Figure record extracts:
◇ ◇ ◇ ◇

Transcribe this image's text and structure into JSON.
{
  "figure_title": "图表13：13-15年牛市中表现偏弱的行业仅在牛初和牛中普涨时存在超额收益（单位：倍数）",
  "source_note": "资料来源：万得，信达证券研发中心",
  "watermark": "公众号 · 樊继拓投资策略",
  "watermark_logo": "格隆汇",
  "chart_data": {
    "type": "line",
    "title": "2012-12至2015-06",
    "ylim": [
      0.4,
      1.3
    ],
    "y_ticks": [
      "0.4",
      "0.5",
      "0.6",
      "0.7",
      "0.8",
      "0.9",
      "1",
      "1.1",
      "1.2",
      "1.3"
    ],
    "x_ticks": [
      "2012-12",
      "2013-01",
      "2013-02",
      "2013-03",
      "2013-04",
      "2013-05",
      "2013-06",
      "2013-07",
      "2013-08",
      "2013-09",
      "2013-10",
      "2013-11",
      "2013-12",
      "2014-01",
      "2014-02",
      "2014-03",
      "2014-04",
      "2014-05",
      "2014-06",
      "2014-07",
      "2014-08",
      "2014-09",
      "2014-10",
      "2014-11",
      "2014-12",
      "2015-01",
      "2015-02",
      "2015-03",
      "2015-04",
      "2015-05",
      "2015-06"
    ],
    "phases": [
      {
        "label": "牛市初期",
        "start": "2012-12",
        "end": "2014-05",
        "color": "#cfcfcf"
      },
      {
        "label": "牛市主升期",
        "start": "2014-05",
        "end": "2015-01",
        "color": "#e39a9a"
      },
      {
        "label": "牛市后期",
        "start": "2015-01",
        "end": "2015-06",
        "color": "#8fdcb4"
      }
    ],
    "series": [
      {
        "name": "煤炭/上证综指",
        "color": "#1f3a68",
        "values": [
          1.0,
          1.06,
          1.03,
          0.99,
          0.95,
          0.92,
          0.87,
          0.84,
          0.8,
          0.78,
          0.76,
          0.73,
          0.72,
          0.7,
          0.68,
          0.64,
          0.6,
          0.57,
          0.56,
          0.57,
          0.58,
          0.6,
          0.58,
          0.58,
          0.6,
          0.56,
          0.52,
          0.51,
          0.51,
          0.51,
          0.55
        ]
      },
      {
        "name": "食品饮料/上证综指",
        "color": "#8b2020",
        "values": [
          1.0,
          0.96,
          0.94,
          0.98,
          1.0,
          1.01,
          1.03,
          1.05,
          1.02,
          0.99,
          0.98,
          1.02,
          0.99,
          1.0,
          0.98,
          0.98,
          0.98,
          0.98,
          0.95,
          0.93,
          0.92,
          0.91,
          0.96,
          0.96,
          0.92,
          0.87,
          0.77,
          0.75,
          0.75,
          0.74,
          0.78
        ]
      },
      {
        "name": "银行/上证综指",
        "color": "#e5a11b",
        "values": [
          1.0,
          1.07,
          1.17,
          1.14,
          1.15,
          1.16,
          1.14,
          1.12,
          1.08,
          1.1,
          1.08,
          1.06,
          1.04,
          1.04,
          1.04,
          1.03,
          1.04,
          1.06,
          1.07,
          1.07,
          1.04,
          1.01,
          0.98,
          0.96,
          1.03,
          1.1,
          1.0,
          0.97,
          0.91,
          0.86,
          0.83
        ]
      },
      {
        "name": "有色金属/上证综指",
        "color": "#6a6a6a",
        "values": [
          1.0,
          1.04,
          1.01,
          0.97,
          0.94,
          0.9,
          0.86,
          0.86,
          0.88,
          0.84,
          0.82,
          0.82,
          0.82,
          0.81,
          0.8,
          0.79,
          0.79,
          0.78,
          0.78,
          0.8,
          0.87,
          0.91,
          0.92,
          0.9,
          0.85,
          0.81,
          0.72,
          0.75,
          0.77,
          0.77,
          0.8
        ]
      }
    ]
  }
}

◇ ◇ ◇ ◇

The problem:
Show every line from the listing above in which the string "name" appears.

Written solution:
        "name": "煤炭/上证综指",
        "name": "食品饮料/上证综指",
        "name": "银行/上证综指",
        "name": "有色金属/上证综指",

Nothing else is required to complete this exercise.